**Page extract**

□ □ □ □

This signals the client to fetch the linked resource. The fetched response still needs a Use-As-Dictionary header to define matching rules and activate dictionary storage.
HTTPS only
Dictionary compression requires a secure context. Both the dictionary and the dictionary-compressed response must be served over HTTPS. This prevents intermediaries from misprocessing dictionary-compressed content and protects against compression-based side-channel attacks.
Same-origin restriction
Dictionaries apply to same-origin URLs only.
The match pattern in
Use-As-Dictionary is
restricted to the same origin as the
dictionary itself. Cross-origin use is blocked
unless the response includes appropriate
CORS headers and the dictionary is
CORS-readable.
Example
A client requests an HTML page and lists four
accepted codings in order of preference. The
server selects gzip and returns the compressed
response with the appropriate headers.
Request
GET /news.html HTTP/1.1
Host: www.example.re
Accept-Encoding: br, zstd, gzip, deflate
Response
HTTP/1.1 200 OK
Content-Type: text/html; charset=utf-8
Content-Encoding: gzip
Content-Length: 5028
Vary: Accept-Encoding
<compressed body>
The Content-Length value (5028) represents the
compressed size. The original uncompressed HTML
is larger. The Vary: Accept-Encoding header
tells caches to store separate variants for
different encoding preferences.

□ □ □ □

**Data lines**
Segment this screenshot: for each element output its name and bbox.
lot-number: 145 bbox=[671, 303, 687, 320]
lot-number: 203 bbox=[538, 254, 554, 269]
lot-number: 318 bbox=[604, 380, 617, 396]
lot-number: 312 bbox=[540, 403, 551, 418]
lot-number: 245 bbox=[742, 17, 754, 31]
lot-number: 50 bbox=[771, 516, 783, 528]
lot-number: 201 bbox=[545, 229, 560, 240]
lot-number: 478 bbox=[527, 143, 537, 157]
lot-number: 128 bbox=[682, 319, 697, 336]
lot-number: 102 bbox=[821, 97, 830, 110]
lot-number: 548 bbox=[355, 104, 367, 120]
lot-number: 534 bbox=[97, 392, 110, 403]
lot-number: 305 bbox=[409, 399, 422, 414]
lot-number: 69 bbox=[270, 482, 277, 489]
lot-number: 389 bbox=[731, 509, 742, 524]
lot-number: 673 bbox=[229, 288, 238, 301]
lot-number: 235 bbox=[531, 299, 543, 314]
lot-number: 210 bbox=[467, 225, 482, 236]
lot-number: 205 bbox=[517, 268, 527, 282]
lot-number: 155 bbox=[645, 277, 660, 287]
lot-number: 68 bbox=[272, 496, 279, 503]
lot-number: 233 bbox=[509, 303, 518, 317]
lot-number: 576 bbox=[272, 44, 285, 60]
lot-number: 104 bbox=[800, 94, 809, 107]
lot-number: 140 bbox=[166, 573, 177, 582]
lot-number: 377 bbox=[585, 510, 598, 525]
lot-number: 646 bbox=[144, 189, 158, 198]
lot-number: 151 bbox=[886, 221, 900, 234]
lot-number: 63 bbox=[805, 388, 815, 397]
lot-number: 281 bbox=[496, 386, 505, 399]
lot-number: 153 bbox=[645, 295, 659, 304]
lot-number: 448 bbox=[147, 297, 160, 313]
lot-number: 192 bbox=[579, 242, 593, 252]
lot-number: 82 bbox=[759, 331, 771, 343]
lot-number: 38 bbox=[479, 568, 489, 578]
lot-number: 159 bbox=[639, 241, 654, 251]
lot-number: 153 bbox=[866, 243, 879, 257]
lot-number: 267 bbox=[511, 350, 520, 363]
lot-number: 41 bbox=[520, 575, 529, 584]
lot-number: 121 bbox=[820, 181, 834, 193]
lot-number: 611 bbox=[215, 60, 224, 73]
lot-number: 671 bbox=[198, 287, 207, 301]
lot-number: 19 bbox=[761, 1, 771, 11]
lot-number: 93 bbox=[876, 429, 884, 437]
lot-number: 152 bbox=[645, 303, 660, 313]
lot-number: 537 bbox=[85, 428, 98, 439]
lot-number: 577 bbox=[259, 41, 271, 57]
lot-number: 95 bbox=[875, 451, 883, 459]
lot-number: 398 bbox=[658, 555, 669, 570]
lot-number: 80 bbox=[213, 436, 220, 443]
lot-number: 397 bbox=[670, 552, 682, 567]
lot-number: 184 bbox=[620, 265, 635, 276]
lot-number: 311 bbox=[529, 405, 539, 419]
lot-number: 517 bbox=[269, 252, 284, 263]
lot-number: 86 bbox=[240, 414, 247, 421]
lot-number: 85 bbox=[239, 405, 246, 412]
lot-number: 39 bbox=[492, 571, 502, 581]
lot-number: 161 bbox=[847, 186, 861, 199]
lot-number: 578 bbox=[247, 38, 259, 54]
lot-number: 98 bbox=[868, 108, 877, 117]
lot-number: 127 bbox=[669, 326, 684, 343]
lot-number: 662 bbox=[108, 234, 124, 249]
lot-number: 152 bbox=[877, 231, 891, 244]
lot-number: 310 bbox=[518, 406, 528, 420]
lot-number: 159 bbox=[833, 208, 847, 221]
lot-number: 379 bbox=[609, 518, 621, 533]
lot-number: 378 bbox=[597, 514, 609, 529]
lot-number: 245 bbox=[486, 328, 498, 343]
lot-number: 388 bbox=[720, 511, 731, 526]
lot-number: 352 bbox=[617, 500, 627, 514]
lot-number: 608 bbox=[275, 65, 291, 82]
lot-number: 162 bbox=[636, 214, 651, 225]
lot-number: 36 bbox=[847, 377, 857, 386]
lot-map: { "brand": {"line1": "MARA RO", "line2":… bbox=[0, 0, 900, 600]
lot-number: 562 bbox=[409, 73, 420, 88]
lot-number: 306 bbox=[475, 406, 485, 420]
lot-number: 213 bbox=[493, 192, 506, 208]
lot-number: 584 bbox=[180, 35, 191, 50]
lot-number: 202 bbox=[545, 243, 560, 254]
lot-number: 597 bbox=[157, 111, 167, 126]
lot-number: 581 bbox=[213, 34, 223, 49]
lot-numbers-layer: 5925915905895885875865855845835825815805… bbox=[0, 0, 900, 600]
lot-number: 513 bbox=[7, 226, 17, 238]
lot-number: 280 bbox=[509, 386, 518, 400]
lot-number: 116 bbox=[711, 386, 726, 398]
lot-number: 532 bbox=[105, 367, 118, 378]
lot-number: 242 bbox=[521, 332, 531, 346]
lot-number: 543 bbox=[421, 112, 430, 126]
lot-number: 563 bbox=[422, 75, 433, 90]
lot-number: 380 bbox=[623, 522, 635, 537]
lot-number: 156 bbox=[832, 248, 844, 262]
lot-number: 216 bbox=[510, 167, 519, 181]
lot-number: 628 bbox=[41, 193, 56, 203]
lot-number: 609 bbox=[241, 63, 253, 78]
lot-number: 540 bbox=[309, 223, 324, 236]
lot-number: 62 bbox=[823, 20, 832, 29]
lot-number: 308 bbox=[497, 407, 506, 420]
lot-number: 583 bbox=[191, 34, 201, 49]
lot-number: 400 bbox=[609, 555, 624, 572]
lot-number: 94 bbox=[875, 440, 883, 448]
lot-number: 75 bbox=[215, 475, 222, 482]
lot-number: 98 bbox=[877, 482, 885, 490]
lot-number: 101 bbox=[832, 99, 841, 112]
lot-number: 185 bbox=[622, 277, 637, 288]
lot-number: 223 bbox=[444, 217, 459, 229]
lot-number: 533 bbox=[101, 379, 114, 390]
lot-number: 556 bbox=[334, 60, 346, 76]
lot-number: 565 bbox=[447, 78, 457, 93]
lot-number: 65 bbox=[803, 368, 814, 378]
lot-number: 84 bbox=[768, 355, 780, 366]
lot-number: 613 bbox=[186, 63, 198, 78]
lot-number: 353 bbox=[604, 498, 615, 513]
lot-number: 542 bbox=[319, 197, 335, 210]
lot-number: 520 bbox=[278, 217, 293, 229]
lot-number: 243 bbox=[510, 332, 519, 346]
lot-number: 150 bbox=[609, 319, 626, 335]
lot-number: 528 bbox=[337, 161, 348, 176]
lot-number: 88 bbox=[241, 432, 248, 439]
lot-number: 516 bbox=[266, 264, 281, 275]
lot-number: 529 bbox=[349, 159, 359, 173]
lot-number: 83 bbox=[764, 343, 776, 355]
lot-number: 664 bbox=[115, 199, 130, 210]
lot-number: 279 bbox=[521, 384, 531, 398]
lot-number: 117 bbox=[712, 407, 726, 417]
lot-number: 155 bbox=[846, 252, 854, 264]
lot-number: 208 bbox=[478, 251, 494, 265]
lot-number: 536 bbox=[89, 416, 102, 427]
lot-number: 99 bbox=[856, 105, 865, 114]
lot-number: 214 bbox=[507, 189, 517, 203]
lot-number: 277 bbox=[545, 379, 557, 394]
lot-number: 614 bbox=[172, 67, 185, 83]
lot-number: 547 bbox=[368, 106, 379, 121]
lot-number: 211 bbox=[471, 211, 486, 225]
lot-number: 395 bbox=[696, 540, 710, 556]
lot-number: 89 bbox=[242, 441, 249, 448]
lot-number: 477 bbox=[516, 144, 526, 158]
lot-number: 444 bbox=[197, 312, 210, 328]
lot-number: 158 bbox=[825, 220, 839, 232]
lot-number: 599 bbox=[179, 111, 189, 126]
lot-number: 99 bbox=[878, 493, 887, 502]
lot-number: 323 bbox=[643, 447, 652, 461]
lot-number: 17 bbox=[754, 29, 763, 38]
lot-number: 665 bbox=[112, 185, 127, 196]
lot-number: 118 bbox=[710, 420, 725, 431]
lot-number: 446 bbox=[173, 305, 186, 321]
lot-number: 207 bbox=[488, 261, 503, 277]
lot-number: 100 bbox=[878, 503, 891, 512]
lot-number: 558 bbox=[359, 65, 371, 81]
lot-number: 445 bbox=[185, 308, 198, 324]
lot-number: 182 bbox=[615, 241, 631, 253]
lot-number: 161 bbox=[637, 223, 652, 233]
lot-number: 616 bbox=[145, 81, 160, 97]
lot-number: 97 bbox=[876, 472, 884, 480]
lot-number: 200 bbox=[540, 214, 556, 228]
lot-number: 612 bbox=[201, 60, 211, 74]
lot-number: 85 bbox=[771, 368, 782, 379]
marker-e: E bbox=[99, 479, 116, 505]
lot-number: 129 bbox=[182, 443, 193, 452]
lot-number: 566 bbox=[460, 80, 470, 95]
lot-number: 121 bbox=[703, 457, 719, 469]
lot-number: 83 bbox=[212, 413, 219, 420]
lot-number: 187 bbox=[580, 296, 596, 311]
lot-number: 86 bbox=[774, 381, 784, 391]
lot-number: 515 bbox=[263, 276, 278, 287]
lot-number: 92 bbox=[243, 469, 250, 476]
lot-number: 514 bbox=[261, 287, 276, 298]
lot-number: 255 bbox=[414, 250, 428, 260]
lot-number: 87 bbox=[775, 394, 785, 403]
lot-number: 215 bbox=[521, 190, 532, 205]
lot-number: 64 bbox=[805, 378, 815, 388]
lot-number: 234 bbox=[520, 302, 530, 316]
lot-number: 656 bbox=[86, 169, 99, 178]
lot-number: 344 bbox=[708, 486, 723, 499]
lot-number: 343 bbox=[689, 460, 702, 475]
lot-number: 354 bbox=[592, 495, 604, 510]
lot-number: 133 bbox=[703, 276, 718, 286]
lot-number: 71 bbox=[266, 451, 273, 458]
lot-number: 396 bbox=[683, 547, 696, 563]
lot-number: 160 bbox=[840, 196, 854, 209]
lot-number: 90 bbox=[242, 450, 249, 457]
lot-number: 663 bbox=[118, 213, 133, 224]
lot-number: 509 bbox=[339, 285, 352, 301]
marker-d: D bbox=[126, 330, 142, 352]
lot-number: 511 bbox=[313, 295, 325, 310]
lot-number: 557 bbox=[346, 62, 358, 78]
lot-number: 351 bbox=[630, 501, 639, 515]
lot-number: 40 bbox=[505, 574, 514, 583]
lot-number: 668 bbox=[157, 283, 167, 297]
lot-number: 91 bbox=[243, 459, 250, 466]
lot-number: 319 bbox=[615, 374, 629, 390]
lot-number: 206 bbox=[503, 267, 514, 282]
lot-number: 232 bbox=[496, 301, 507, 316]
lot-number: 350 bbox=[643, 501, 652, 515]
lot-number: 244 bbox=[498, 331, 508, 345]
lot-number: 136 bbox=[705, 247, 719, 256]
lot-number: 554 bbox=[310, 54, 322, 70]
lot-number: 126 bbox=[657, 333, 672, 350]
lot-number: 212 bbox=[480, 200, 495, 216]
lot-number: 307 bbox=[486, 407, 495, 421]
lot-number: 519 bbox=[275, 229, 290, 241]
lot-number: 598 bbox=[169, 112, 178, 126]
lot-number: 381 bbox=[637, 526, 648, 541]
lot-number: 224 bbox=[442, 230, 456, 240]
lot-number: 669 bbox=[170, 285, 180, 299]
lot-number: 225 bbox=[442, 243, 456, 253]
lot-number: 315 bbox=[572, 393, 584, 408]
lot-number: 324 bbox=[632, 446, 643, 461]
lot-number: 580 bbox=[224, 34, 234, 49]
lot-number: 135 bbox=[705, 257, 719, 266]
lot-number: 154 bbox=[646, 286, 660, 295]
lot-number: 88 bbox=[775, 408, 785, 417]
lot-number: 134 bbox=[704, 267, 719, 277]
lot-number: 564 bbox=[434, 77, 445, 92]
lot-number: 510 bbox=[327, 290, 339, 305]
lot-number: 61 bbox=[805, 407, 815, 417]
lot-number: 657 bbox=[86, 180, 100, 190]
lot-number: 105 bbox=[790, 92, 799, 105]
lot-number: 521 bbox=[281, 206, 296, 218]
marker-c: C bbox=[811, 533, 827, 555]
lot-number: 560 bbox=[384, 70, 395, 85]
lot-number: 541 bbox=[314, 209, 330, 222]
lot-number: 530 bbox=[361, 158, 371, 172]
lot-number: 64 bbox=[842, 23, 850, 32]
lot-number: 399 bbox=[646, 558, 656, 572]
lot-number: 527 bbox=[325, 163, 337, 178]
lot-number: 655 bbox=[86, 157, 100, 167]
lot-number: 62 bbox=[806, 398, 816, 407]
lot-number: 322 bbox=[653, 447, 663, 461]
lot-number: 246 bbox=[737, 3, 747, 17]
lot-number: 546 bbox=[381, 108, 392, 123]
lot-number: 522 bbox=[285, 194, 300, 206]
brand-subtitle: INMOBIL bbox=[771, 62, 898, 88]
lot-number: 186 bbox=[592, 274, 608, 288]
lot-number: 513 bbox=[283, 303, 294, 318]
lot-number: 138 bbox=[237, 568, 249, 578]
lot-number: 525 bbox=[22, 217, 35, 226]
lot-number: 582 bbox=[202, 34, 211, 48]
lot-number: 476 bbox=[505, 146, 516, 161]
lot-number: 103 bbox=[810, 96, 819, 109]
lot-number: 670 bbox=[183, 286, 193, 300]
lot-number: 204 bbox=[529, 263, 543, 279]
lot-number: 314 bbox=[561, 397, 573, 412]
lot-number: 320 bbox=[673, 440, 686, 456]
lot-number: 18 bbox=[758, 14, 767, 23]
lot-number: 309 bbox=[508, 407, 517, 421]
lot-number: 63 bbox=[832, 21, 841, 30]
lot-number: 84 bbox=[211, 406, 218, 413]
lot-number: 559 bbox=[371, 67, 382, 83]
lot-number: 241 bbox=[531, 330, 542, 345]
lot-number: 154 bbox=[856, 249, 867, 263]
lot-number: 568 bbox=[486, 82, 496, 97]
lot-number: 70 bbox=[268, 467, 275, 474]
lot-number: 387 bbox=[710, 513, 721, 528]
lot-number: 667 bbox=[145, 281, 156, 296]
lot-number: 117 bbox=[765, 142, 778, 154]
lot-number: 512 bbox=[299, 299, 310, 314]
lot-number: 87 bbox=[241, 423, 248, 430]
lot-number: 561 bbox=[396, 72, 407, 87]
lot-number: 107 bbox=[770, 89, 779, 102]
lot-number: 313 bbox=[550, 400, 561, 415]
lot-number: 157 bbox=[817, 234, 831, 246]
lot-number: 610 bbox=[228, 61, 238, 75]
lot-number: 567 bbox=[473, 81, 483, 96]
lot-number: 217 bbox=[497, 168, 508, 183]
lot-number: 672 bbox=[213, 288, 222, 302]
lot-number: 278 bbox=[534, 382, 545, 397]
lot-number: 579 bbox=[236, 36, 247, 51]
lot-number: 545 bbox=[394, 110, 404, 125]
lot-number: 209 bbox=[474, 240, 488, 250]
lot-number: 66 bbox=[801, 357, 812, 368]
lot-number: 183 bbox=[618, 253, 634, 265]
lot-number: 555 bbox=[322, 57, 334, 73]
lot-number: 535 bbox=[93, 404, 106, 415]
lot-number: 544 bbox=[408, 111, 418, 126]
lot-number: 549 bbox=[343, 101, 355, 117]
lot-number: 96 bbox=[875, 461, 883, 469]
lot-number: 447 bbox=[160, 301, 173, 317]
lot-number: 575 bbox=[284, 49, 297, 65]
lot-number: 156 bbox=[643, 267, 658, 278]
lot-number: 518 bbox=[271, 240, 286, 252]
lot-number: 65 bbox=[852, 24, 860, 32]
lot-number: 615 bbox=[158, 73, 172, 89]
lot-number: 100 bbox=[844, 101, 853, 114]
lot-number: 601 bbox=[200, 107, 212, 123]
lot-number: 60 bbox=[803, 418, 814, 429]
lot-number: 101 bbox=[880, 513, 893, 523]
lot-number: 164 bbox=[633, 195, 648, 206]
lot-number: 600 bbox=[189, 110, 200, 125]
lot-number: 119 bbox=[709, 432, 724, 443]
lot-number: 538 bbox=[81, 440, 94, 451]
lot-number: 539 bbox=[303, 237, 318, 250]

□ □ □ □

**Goal**
Using the page extract on HTTP compression, answer each of the following.
(a) Over what protocol must both the dictionary and the dictionary-compressed response be served?
(b) In the example, which coding does the server select?
(c) What does the Content-Length value of 5028 represent?

**Answer**
(a) HTTPS.
(b) gzip.
(c) The compressed size.